• **Set task**: Look through the lines below and extract each one that contains "shortcut".
══ Data supplied
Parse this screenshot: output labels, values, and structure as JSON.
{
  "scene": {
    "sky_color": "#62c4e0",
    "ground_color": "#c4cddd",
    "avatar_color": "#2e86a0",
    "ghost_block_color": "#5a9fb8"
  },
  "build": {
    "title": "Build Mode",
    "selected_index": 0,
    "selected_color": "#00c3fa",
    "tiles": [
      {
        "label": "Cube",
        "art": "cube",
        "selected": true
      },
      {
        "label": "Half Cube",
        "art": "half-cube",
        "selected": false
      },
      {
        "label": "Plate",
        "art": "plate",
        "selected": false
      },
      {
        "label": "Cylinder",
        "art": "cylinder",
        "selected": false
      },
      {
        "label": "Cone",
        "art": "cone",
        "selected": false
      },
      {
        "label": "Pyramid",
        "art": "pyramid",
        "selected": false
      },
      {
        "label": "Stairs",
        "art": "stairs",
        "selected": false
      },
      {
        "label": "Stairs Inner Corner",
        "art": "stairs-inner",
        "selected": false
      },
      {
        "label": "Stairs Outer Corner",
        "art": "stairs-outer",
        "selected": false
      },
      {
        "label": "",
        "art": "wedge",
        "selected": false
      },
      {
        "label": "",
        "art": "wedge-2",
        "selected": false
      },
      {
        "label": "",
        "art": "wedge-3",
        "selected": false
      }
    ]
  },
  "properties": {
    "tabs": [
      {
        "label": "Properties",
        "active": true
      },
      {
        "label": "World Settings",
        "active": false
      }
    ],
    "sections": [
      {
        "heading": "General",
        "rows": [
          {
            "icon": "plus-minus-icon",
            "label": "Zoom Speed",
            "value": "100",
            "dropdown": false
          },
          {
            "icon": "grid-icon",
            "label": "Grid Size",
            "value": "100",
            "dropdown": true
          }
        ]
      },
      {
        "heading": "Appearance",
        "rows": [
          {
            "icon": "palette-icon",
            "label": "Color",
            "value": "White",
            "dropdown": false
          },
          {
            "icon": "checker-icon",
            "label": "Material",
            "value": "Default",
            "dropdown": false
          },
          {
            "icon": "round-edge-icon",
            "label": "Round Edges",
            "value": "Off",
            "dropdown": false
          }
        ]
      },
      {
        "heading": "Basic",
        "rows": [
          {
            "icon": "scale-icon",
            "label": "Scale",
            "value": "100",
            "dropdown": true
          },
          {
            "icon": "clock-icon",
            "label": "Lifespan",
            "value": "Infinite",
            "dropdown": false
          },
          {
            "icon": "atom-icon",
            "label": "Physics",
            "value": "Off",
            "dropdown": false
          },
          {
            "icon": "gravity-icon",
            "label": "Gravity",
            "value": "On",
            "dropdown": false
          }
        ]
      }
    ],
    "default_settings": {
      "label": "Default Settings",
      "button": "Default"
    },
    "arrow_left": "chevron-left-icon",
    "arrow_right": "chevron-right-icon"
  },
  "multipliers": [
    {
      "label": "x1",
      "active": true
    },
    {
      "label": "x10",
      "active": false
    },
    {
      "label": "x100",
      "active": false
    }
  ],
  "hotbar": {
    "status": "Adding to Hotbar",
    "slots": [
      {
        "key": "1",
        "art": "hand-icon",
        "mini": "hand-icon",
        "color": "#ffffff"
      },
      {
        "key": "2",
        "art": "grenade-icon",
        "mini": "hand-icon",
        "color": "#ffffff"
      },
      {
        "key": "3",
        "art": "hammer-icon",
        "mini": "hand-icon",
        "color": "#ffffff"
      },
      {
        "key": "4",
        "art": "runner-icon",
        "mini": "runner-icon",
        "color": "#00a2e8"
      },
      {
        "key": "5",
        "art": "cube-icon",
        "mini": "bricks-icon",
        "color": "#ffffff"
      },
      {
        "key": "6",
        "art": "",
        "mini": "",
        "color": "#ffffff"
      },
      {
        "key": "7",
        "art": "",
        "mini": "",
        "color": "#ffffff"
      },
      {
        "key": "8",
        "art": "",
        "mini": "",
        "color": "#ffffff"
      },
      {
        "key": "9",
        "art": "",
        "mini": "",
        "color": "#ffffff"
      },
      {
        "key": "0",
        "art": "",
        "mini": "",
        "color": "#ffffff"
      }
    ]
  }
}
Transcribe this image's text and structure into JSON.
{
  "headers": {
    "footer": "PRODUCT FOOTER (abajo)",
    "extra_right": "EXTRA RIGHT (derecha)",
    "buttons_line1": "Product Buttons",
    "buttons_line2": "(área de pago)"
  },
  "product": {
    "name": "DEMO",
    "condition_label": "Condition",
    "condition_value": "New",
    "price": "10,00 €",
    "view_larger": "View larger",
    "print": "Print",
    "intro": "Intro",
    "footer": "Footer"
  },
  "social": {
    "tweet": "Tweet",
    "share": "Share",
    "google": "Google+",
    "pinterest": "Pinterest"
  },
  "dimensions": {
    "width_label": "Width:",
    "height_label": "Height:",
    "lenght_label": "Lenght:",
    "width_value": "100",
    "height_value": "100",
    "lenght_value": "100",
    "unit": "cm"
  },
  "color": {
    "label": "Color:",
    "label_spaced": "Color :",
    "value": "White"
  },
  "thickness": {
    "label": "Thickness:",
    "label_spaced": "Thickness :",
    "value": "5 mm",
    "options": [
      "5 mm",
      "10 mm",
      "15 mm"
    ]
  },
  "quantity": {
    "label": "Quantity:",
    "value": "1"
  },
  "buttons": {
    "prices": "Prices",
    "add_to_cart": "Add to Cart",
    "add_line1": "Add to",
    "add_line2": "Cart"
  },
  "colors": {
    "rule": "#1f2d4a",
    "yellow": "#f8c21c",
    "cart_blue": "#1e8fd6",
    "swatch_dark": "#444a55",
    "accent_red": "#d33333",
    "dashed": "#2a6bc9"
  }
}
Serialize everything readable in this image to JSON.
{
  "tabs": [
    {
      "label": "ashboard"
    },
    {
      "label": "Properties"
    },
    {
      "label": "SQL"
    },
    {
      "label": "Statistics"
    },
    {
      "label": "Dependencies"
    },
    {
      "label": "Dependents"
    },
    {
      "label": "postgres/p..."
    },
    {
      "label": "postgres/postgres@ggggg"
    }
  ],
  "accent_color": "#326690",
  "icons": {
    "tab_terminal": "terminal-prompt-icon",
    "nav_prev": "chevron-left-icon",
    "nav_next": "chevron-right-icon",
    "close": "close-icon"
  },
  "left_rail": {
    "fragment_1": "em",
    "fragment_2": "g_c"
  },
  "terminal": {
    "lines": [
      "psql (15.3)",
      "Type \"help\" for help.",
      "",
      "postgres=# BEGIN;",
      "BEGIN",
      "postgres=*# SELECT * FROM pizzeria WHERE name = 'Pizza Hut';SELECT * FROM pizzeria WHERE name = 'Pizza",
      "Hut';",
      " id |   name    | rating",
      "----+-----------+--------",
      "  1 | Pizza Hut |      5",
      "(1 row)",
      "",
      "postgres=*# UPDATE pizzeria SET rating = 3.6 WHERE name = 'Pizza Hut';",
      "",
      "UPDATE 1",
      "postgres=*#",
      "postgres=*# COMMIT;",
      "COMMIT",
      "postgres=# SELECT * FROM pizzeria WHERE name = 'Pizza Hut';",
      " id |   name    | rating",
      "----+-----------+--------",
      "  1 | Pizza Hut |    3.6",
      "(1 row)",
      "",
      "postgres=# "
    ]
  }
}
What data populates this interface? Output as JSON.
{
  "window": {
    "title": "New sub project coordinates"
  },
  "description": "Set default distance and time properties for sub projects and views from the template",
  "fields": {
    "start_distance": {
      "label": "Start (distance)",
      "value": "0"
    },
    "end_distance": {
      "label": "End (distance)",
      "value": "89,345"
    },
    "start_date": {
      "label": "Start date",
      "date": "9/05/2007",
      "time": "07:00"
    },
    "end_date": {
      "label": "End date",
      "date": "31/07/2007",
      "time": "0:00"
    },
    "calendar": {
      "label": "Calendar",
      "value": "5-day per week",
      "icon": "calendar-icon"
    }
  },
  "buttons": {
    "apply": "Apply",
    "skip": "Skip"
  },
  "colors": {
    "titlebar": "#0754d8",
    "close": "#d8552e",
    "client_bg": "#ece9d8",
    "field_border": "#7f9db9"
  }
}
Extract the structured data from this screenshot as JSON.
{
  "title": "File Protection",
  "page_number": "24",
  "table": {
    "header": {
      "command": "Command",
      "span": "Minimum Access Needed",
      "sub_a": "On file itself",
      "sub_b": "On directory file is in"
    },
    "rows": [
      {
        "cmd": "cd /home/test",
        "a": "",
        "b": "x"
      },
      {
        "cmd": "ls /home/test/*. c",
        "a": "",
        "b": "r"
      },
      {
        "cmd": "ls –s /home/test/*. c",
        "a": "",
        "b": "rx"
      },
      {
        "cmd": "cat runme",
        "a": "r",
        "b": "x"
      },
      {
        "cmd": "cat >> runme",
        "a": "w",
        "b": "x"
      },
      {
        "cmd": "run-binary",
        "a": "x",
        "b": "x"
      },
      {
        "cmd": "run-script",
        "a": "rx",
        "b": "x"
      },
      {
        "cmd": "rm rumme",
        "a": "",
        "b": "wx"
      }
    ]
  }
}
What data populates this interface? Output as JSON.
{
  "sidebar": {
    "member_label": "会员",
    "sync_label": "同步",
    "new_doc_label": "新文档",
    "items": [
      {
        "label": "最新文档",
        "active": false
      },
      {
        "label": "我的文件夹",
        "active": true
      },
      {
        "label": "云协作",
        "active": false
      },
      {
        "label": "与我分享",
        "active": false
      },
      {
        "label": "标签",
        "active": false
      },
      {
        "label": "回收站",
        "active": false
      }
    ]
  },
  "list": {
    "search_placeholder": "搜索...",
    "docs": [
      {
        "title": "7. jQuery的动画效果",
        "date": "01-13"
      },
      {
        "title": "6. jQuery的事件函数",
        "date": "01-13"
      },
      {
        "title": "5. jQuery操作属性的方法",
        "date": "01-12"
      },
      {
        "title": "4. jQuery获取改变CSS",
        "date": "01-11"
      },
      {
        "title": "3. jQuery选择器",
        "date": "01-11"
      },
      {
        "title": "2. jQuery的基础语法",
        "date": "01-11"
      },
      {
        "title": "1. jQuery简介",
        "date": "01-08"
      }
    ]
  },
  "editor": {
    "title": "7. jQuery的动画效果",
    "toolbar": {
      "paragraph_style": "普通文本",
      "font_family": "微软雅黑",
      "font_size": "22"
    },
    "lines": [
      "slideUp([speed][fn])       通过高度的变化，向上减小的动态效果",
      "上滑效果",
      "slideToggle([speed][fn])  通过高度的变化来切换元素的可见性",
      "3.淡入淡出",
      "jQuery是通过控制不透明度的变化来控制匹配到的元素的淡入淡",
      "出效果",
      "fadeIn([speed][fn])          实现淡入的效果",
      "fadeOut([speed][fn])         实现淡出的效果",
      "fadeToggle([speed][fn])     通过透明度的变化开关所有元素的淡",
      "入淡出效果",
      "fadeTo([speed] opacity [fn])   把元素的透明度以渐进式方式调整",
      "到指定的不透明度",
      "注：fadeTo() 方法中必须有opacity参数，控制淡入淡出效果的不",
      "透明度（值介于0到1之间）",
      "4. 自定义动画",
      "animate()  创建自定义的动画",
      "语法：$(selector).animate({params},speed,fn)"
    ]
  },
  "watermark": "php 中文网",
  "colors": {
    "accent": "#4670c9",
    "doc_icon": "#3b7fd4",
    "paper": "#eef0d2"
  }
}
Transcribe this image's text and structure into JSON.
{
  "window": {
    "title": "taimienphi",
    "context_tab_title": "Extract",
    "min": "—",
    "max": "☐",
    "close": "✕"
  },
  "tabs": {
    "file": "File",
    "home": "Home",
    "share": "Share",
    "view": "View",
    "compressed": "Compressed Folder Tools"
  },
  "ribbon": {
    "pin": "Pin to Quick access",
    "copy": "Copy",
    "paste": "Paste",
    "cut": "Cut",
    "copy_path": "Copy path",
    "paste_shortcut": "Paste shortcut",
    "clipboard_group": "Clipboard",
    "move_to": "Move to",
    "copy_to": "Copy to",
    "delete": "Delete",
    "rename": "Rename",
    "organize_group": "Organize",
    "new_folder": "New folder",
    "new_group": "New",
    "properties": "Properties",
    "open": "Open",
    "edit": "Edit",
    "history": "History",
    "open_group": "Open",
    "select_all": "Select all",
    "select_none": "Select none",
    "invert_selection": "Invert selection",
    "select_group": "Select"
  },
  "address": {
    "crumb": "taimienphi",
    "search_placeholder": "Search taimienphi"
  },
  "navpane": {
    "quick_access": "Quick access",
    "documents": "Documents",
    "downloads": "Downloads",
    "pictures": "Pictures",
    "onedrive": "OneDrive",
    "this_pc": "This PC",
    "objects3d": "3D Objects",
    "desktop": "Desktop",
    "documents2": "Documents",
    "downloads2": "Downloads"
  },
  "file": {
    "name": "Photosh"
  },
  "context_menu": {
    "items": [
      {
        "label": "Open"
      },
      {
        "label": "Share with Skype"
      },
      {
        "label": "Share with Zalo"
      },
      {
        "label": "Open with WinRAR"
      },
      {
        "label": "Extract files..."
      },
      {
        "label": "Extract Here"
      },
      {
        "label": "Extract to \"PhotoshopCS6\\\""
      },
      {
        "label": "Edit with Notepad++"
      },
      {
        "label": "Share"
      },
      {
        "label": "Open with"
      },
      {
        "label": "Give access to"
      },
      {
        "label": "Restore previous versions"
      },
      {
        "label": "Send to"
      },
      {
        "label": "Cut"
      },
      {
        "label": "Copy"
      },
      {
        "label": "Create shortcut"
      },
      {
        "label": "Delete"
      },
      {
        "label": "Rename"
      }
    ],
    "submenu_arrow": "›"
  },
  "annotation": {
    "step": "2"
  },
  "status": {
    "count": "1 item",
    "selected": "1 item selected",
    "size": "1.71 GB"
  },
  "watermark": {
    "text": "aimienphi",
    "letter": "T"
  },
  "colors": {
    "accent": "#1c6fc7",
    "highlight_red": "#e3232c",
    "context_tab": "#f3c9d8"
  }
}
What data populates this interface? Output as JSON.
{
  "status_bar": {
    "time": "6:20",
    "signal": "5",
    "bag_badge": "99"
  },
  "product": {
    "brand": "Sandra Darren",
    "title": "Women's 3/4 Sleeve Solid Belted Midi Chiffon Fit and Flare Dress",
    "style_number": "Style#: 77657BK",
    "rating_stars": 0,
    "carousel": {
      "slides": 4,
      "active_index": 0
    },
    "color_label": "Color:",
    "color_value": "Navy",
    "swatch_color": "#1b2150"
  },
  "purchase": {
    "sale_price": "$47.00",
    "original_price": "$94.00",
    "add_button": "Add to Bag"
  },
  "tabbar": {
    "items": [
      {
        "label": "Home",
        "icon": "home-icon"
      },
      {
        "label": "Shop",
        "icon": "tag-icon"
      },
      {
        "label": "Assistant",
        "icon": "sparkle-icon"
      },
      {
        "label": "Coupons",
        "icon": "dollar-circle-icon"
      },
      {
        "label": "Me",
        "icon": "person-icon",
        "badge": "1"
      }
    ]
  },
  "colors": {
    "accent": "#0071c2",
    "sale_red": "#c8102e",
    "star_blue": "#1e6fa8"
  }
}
════
• **Exercise result**:
    "paste_shortcut": "Paste shortcut",
        "label": "Create shortcut"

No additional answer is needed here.